▸ **What to do**
Copy out the data exactly, leaving the pictures behind.

----

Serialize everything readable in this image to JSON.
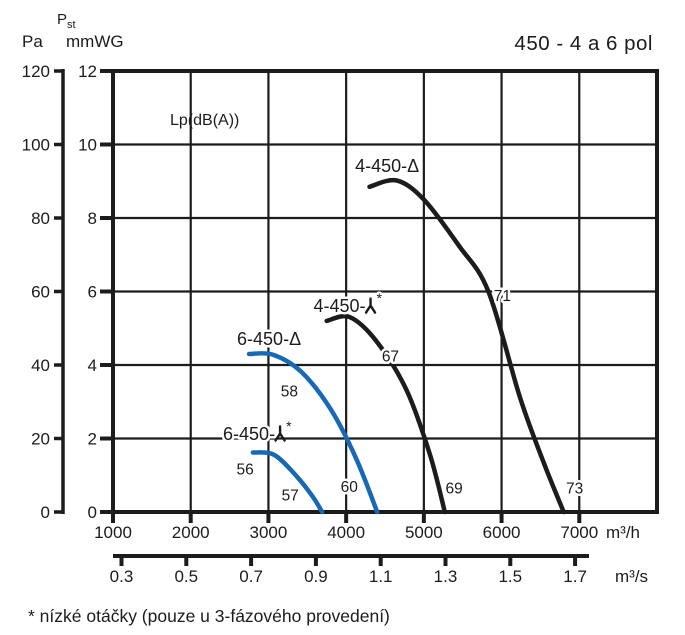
{
  "title": "450 - 4 a 6 pol",
  "footnote": "* nízké otáčky (pouze u 3-fázového provedení)",
  "axes": {
    "pressure_symbol_main": "P",
    "pressure_symbol_sub": "st",
    "pressure_unit_left": "Pa",
    "pressure_unit_right": "mmWG",
    "flow_unit_top": "m³/h",
    "flow_unit_bottom": "m³/s",
    "pa_ticks": [
      120,
      100,
      80,
      60,
      40,
      20,
      0
    ],
    "mmwg_ticks": [
      12,
      10,
      8,
      6,
      4,
      2,
      0
    ],
    "m3h_ticks": [
      1000,
      2000,
      3000,
      4000,
      5000,
      6000,
      7000
    ],
    "m3s_ticks": [
      "0.3",
      "0.5",
      "0.7",
      "0.9",
      "1.1",
      "1.3",
      "1.5",
      "1.7"
    ]
  },
  "colors": {
    "ink": "#1c1c1c",
    "blue": "#1769b5"
  },
  "chart_data": {
    "type": "line",
    "title": "450 - 4 a 6 pol",
    "xlabel": "m³/h",
    "x2label": "m³/s",
    "ylabel": "Pst (Pa / mmWG)",
    "xlim": [
      1000,
      8000
    ],
    "ylim": [
      0,
      12
    ],
    "grid": true,
    "legend_position": "on-curve",
    "annotation": "Lp(dB(A))",
    "series": [
      {
        "name": "4-450-D (delta)",
        "color": "#1c1c1c",
        "points": [
          [
            4300,
            8.85
          ],
          [
            4650,
            9.02
          ],
          [
            5000,
            8.5
          ],
          [
            5450,
            7.25
          ],
          [
            5830,
            6.0
          ],
          [
            6240,
            3.1
          ],
          [
            6550,
            1.3
          ],
          [
            6800,
            0
          ]
        ],
        "label": {
          "text_before": "4-450-",
          "symbol": "delta",
          "asterisk": false,
          "anchor_x": 4115,
          "anchor_y": 9.25
        },
        "db_labels": [
          {
            "value": "71",
            "x": 6010,
            "y": 5.85
          },
          {
            "value": "73",
            "x": 6940,
            "y": 0.62
          }
        ]
      },
      {
        "name": "4-450-Y* (star, low speed)",
        "color": "#1c1c1c",
        "points": [
          [
            3750,
            5.2
          ],
          [
            4050,
            5.3
          ],
          [
            4400,
            4.62
          ],
          [
            4780,
            3.3
          ],
          [
            5080,
            1.55
          ],
          [
            5270,
            0
          ]
        ],
        "label": {
          "text_before": "4-450-",
          "symbol": "wye",
          "asterisk": true,
          "anchor_x": 3580,
          "anchor_y": 5.44
        },
        "db_labels": [
          {
            "value": "67",
            "x": 4570,
            "y": 4.2
          },
          {
            "value": "69",
            "x": 5390,
            "y": 0.62
          }
        ]
      },
      {
        "name": "6-450-D (delta)",
        "color": "#1769b5",
        "points": [
          [
            2750,
            4.3
          ],
          [
            3060,
            4.28
          ],
          [
            3420,
            3.82
          ],
          [
            3800,
            2.8
          ],
          [
            4130,
            1.45
          ],
          [
            4400,
            0
          ]
        ],
        "label": {
          "text_before": "6-450-",
          "symbol": "delta",
          "asterisk": false,
          "anchor_x": 2596,
          "anchor_y": 4.54
        },
        "db_labels": [
          {
            "value": "58",
            "x": 3270,
            "y": 3.25
          },
          {
            "value": "60",
            "x": 4040,
            "y": 0.66
          }
        ]
      },
      {
        "name": "6-450-Y* (star, low speed)",
        "color": "#1769b5",
        "points": [
          [
            2800,
            1.62
          ],
          [
            3070,
            1.56
          ],
          [
            3330,
            1.05
          ],
          [
            3560,
            0.45
          ],
          [
            3690,
            0
          ]
        ],
        "label": {
          "text_before": "6-450-",
          "symbol": "wye",
          "asterisk": true,
          "anchor_x": 2416,
          "anchor_y": 1.96
        },
        "db_labels": [
          {
            "value": "56",
            "x": 2700,
            "y": 1.13
          },
          {
            "value": "57",
            "x": 3280,
            "y": 0.42
          }
        ]
      }
    ]
  }
}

----

▸ **Result**
Serialize everything readable in this image to JSON.
{
  "title": "450 - 4 a 6 pol",
  "footnote": "* nízké otáčky (pouze u 3-fázového provedení)",
  "axes": {
    "pressure_symbol_main": "P",
    "pressure_symbol_sub": "st",
    "pressure_unit_left": "Pa",
    "pressure_unit_right": "mmWG",
    "flow_unit_top": "m³/h",
    "flow_unit_bottom": "m³/s",
    "pa_ticks": [
      120,
      100,
      80,
      60,
      40,
      20,
      0
    ],
    "mmwg_ticks": [
      12,
      10,
      8,
      6,
      4,
      2,
      0
    ],
    "m3h_ticks": [
      1000,
      2000,
      3000,
      4000,
      5000,
      6000,
      7000
    ],
    "m3s_ticks": [
      "0.3",
      "0.5",
      "0.7",
      "0.9",
      "1.1",
      "1.3",
      "1.5",
      "1.7"
    ]
  },
  "colors": {
    "ink": "#1c1c1c",
    "blue": "#1769b5"
  },
  "chart_data": {
    "type": "line",
    "title": "450 - 4 a 6 pol",
    "xlabel": "m³/h",
    "x2label": "m³/s",
    "ylabel": "Pst (Pa / mmWG)",
    "xlim": [
      1000,
      8000
    ],
    "ylim": [
      0,
      12
    ],
    "grid": true,
    "legend_position": "on-curve",
    "annotation": "Lp(dB(A))",
    "series": [
      {
        "name": "4-450-D (delta)",
        "color": "#1c1c1c",
        "points": [
          [
            4300,
            8.85
          ],
          [
            4650,
            9.02
          ],
          [
            5000,
            8.5
          ],
          [
            5450,
            7.25
          ],
          [
            5830,
            6.0
          ],
          [
            6240,
            3.1
          ],
          [
            6550,
            1.3
          ],
          [
            6800,
            0
          ]
        ],
        "label": {
          "text_before": "4-450-",
          "symbol": "delta",
          "asterisk": false,
          "anchor_x": 4115,
          "anchor_y": 9.25
        },
        "db_labels": [
          {
            "value": "71",
            "x": 6010,
            "y": 5.85
          },
          {
            "value": "73",
            "x": 6940,
            "y": 0.62
          }
        ]
      },
      {
        "name": "4-450-Y* (star, low speed)",
        "color": "#1c1c1c",
        "points": [
          [
            3750,
            5.2
          ],
          [
            4050,
            5.3
          ],
          [
            4400,
            4.62
          ],
          [
            4780,
            3.3
          ],
          [
            5080,
            1.55
          ],
          [
            5270,
            0
          ]
        ],
        "label": {
          "text_before": "4-450-",
          "symbol": "wye",
          "asterisk": true,
          "anchor_x": 3580,
          "anchor_y": 5.44
        },
        "db_labels": [
          {
            "value": "67",
            "x": 4570,
            "y": 4.2
          },
          {
            "value": "69",
            "x": 5390,
            "y": 0.62
          }
        ]
      },
      {
        "name": "6-450-D (delta)",
        "color": "#1769b5",
        "points": [
          [
            2750,
            4.3
          ],
          [
            3060,
            4.28
          ],
          [
            3420,
            3.82
          ],
          [
            3800,
            2.8
          ],
          [
            4130,
            1.45
          ],
          [
            4400,
            0
          ]
        ],
        "label": {
          "text_before": "6-450-",
          "symbol": "delta",
          "asterisk": false,
          "anchor_x": 2596,
          "anchor_y": 4.54
        },
        "db_labels": [
          {
            "value": "58",
            "x": 3270,
            "y": 3.25
          },
          {
            "value": "60",
            "x": 4040,
            "y": 0.66
          }
        ]
      },
      {
        "name": "6-450-Y* (star, low speed)",
        "color": "#1769b5",
        "points": [
          [
            2800,
            1.62
          ],
          [
            3070,
            1.56
          ],
          [
            3330,
            1.05
          ],
          [
            3560,
            0.45
          ],
          [
            3690,
            0
          ]
        ],
        "label": {
          "text_before": "6-450-",
          "symbol": "wye",
          "asterisk": true,
          "anchor_x": 2416,
          "anchor_y": 1.96
        },
        "db_labels": [
          {
            "value": "56",
            "x": 2700,
            "y": 1.13
          },
          {
            "value": "57",
            "x": 3280,
            "y": 0.42
          }
        ]
      }
    ]
  }
}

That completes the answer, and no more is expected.